GIVEN RECORDS.
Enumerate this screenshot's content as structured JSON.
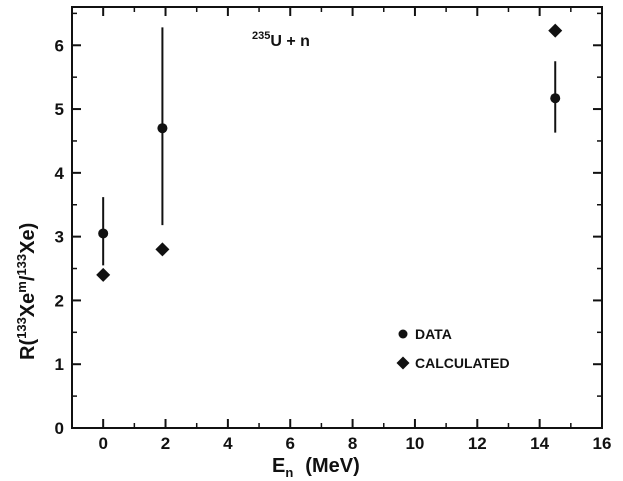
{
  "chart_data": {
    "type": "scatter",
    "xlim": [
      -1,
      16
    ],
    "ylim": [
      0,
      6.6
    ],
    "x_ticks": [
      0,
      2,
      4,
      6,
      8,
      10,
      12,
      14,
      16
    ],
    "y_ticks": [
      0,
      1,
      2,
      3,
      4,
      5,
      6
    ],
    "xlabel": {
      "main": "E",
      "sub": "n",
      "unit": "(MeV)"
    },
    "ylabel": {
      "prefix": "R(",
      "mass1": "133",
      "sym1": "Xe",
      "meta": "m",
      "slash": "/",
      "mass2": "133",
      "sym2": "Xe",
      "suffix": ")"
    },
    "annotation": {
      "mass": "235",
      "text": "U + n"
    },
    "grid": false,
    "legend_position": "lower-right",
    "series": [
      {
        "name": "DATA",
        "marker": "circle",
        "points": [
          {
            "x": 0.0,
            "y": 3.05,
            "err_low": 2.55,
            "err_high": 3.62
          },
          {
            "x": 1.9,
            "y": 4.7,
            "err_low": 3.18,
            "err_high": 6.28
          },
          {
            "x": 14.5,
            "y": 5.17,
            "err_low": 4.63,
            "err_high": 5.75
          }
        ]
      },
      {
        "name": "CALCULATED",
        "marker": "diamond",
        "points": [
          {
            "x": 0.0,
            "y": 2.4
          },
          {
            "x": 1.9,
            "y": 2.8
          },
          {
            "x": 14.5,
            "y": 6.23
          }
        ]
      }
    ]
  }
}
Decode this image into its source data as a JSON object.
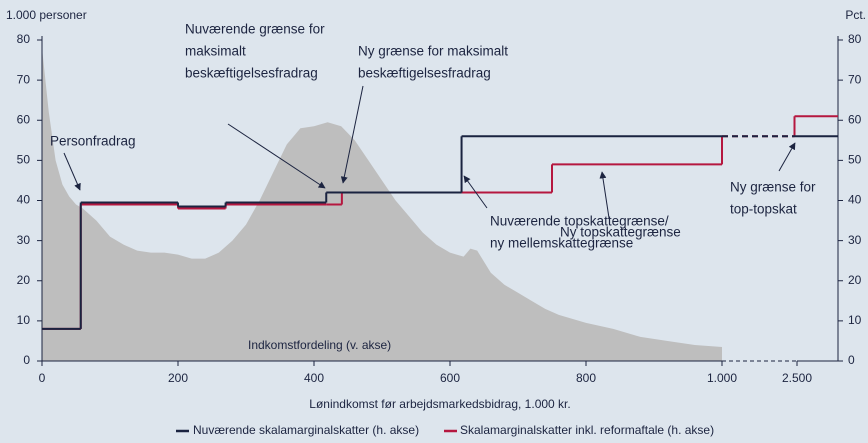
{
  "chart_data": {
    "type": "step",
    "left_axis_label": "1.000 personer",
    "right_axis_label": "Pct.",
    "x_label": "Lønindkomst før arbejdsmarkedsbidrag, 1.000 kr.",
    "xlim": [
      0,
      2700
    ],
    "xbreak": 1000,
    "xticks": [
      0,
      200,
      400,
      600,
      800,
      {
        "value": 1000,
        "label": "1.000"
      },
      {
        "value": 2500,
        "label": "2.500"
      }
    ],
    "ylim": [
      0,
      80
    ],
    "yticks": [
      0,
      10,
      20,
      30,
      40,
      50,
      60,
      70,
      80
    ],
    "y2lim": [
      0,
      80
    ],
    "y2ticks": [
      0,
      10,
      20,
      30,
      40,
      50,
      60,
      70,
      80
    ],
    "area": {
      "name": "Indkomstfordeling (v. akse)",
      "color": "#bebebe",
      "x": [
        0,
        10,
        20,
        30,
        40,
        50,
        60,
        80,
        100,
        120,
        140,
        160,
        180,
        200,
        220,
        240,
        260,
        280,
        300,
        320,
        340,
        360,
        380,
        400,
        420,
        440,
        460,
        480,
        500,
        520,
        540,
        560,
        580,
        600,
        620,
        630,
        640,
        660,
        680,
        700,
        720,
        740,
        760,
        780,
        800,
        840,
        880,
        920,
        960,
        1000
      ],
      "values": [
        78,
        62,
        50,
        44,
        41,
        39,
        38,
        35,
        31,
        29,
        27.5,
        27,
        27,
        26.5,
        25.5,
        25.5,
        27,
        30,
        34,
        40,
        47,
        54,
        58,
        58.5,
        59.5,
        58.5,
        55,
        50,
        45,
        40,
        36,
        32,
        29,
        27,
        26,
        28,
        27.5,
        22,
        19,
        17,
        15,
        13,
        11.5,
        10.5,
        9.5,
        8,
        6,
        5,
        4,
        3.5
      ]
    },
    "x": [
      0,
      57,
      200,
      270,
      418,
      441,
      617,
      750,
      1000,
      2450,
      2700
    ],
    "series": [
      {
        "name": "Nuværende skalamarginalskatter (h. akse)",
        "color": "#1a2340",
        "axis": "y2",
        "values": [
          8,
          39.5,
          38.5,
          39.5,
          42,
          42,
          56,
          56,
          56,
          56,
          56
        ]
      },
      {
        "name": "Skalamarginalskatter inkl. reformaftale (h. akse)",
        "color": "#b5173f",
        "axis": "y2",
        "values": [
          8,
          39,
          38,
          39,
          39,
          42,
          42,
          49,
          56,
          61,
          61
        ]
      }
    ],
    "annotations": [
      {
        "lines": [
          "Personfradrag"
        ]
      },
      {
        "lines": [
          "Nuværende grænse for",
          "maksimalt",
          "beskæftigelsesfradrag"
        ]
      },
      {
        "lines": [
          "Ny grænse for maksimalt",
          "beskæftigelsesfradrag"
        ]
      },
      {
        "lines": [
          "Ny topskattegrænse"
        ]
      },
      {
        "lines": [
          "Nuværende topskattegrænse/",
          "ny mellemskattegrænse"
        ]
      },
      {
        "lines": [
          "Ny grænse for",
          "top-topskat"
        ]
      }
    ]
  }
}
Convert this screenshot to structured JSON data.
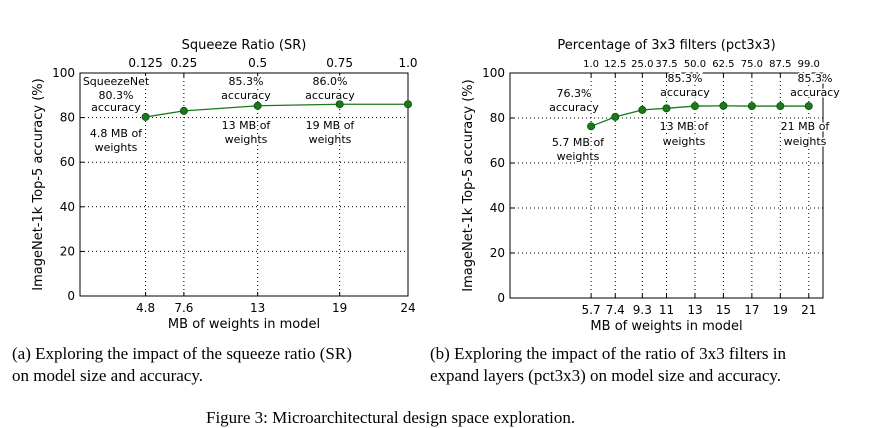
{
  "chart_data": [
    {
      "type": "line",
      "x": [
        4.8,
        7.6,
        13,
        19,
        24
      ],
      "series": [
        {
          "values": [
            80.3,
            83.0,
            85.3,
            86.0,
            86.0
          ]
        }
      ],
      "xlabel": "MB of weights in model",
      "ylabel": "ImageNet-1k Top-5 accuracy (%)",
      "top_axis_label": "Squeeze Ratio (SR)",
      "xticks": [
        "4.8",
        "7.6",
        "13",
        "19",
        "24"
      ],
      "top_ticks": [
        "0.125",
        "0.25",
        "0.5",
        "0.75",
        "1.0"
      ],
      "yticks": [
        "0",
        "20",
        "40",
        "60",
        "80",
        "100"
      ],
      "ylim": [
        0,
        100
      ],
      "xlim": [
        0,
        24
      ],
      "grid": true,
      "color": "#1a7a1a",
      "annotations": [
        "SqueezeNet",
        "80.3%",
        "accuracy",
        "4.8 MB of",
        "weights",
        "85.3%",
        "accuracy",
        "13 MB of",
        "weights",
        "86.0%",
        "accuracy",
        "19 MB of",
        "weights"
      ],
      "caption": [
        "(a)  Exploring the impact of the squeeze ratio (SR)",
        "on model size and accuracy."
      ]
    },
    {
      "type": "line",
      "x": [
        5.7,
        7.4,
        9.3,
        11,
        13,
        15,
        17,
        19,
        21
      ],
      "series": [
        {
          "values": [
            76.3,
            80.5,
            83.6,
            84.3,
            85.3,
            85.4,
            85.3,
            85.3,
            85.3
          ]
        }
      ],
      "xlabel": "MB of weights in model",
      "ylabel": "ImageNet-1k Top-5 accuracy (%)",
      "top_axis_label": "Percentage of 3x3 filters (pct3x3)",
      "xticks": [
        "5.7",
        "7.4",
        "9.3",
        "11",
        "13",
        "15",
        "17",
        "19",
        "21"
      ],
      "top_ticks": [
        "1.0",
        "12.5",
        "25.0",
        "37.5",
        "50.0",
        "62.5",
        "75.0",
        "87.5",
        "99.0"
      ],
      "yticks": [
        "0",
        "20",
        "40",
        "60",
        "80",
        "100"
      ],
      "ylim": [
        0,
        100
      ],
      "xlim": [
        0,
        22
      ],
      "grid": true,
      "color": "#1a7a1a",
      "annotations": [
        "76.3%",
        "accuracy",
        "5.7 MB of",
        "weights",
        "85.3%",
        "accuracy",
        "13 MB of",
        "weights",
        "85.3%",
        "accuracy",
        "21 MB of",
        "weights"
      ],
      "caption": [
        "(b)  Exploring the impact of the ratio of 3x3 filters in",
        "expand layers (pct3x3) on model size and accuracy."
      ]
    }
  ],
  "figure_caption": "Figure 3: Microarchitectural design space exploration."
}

WORK INSTRUCTIONS.
Write the records above out again exactly, with no pictures in your copy.

THE OUTPUT.
Enumerate this screenshot's content as structured JSON.
{
  "chart_data": {
    "type": "scatter",
    "xlim": [
      -1,
      16
    ],
    "ylim": [
      0,
      6.6
    ],
    "x_ticks": [
      0,
      2,
      4,
      6,
      8,
      10,
      12,
      14,
      16
    ],
    "y_ticks": [
      0,
      1,
      2,
      3,
      4,
      5,
      6
    ],
    "xlabel": {
      "main": "E",
      "sub": "n",
      "unit": "(MeV)"
    },
    "ylabel": {
      "prefix": "R(",
      "mass1": "133",
      "sym1": "Xe",
      "meta": "m",
      "slash": "/",
      "mass2": "133",
      "sym2": "Xe",
      "suffix": ")"
    },
    "annotation": {
      "mass": "235",
      "text": "U + n"
    },
    "grid": false,
    "legend_position": "lower-right",
    "series": [
      {
        "name": "DATA",
        "marker": "circle",
        "points": [
          {
            "x": 0.0,
            "y": 3.05,
            "err_low": 2.55,
            "err_high": 3.62
          },
          {
            "x": 1.9,
            "y": 4.7,
            "err_low": 3.18,
            "err_high": 6.28
          },
          {
            "x": 14.5,
            "y": 5.17,
            "err_low": 4.63,
            "err_high": 5.75
          }
        ]
      },
      {
        "name": "CALCULATED",
        "marker": "diamond",
        "points": [
          {
            "x": 0.0,
            "y": 2.4
          },
          {
            "x": 1.9,
            "y": 2.8
          },
          {
            "x": 14.5,
            "y": 6.23
          }
        ]
      }
    ]
  }
}
Decode this image into its source data as a JSON object.
{
  "chart_data": {
    "type": "step",
    "left_axis_label": "1.000 personer",
    "right_axis_label": "Pct.",
    "x_label": "Lønindkomst før arbejdsmarkedsbidrag, 1.000 kr.",
    "xlim": [
      0,
      2700
    ],
    "xbreak": 1000,
    "xticks": [
      0,
      200,
      400,
      600,
      800,
      {
        "value": 1000,
        "label": "1.000"
      },
      {
        "value": 2500,
        "label": "2.500"
      }
    ],
    "ylim": [
      0,
      80
    ],
    "yticks": [
      0,
      10,
      20,
      30,
      40,
      50,
      60,
      70,
      80
    ],
    "y2lim": [
      0,
      80
    ],
    "y2ticks": [
      0,
      10,
      20,
      30,
      40,
      50,
      60,
      70,
      80
    ],
    "area": {
      "name": "Indkomstfordeling (v. akse)",
      "color": "#bebebe",
      "x": [
        0,
        10,
        20,
        30,
        40,
        50,
        60,
        80,
        100,
        120,
        140,
        160,
        180,
        200,
        220,
        240,
        260,
        280,
        300,
        320,
        340,
        360,
        380,
        400,
        420,
        440,
        460,
        480,
        500,
        520,
        540,
        560,
        580,
        600,
        620,
        630,
        640,
        660,
        680,
        700,
        720,
        740,
        760,
        780,
        800,
        840,
        880,
        920,
        960,
        1000
      ],
      "values": [
        78,
        62,
        50,
        44,
        41,
        39,
        38,
        35,
        31,
        29,
        27.5,
        27,
        27,
        26.5,
        25.5,
        25.5,
        27,
        30,
        34,
        40,
        47,
        54,
        58,
        58.5,
        59.5,
        58.5,
        55,
        50,
        45,
        40,
        36,
        32,
        29,
        27,
        26,
        28,
        27.5,
        22,
        19,
        17,
        15,
        13,
        11.5,
        10.5,
        9.5,
        8,
        6,
        5,
        4,
        3.5
      ]
    },
    "x": [
      0,
      57,
      200,
      270,
      418,
      441,
      617,
      750,
      1000,
      2450,
      2700
    ],
    "series": [
      {
        "name": "Nuværende skalamarginalskatter (h. akse)",
        "color": "#1a2340",
        "axis": "y2",
        "values": [
          8,
          39.5,
          38.5,
          39.5,
          42,
          42,
          56,
          56,
          56,
          56,
          56
        ]
      },
      {
        "name": "Skalamarginalskatter inkl. reformaftale (h. akse)",
        "color": "#b5173f",
        "axis": "y2",
        "values": [
          8,
          39,
          38,
          39,
          39,
          42,
          42,
          49,
          56,
          61,
          61
        ]
      }
    ],
    "annotations": [
      {
        "lines": [
          "Personfradrag"
        ]
      },
      {
        "lines": [
          "Nuværende grænse for",
          "maksimalt",
          "beskæftigelsesfradrag"
        ]
      },
      {
        "lines": [
          "Ny grænse for maksimalt",
          "beskæftigelsesfradrag"
        ]
      },
      {
        "lines": [
          "Ny topskattegrænse"
        ]
      },
      {
        "lines": [
          "Nuværende topskattegrænse/",
          "ny mellemskattegrænse"
        ]
      },
      {
        "lines": [
          "Ny grænse for",
          "top-topskat"
        ]
      }
    ]
  }
}
Convert this screenshot to structured JSON data.
{
  "chart_data": [
    {
      "type": "line",
      "x": [
        4.8,
        7.6,
        13,
        19,
        24
      ],
      "series": [
        {
          "values": [
            80.3,
            83.0,
            85.3,
            86.0,
            86.0
          ]
        }
      ],
      "xlabel": "MB of weights in model",
      "ylabel": "ImageNet-1k Top-5 accuracy (%)",
      "top_axis_label": "Squeeze Ratio (SR)",
      "xticks": [
        "4.8",
        "7.6",
        "13",
        "19",
        "24"
      ],
      "top_ticks": [
        "0.125",
        "0.25",
        "0.5",
        "0.75",
        "1.0"
      ],
      "yticks": [
        "0",
        "20",
        "40",
        "60",
        "80",
        "100"
      ],
      "ylim": [
        0,
        100
      ],
      "xlim": [
        0,
        24
      ],
      "grid": true,
      "color": "#1a7a1a",
      "annotations": [
        "SqueezeNet",
        "80.3%",
        "accuracy",
        "4.8 MB of",
        "weights",
        "85.3%",
        "accuracy",
        "13 MB of",
        "weights",
        "86.0%",
        "accuracy",
        "19 MB of",
        "weights"
      ],
      "caption": [
        "(a)  Exploring the impact of the squeeze ratio (SR)",
        "on model size and accuracy."
      ]
    },
    {
      "type": "line",
      "x": [
        5.7,
        7.4,
        9.3,
        11,
        13,
        15,
        17,
        19,
        21
      ],
      "series": [
        {
          "values": [
            76.3,
            80.5,
            83.6,
            84.3,
            85.3,
            85.4,
            85.3,
            85.3,
            85.3
          ]
        }
      ],
      "xlabel": "MB of weights in model",
      "ylabel": "ImageNet-1k Top-5 accuracy (%)",
      "top_axis_label": "Percentage of 3x3 filters (pct3x3)",
      "xticks": [
        "5.7",
        "7.4",
        "9.3",
        "11",
        "13",
        "15",
        "17",
        "19",
        "21"
      ],
      "top_ticks": [
        "1.0",
        "12.5",
        "25.0",
        "37.5",
        "50.0",
        "62.5",
        "75.0",
        "87.5",
        "99.0"
      ],
      "yticks": [
        "0",
        "20",
        "40",
        "60",
        "80",
        "100"
      ],
      "ylim": [
        0,
        100
      ],
      "xlim": [
        0,
        22
      ],
      "grid": true,
      "color": "#1a7a1a",
      "annotations": [
        "76.3%",
        "accuracy",
        "5.7 MB of",
        "weights",
        "85.3%",
        "accuracy",
        "13 MB of",
        "weights",
        "85.3%",
        "accuracy",
        "21 MB of",
        "weights"
      ],
      "caption": [
        "(b)  Exploring the impact of the ratio of 3x3 filters in",
        "expand layers (pct3x3) on model size and accuracy."
      ]
    }
  ],
  "figure_caption": "Figure 3: Microarchitectural design space exploration."
}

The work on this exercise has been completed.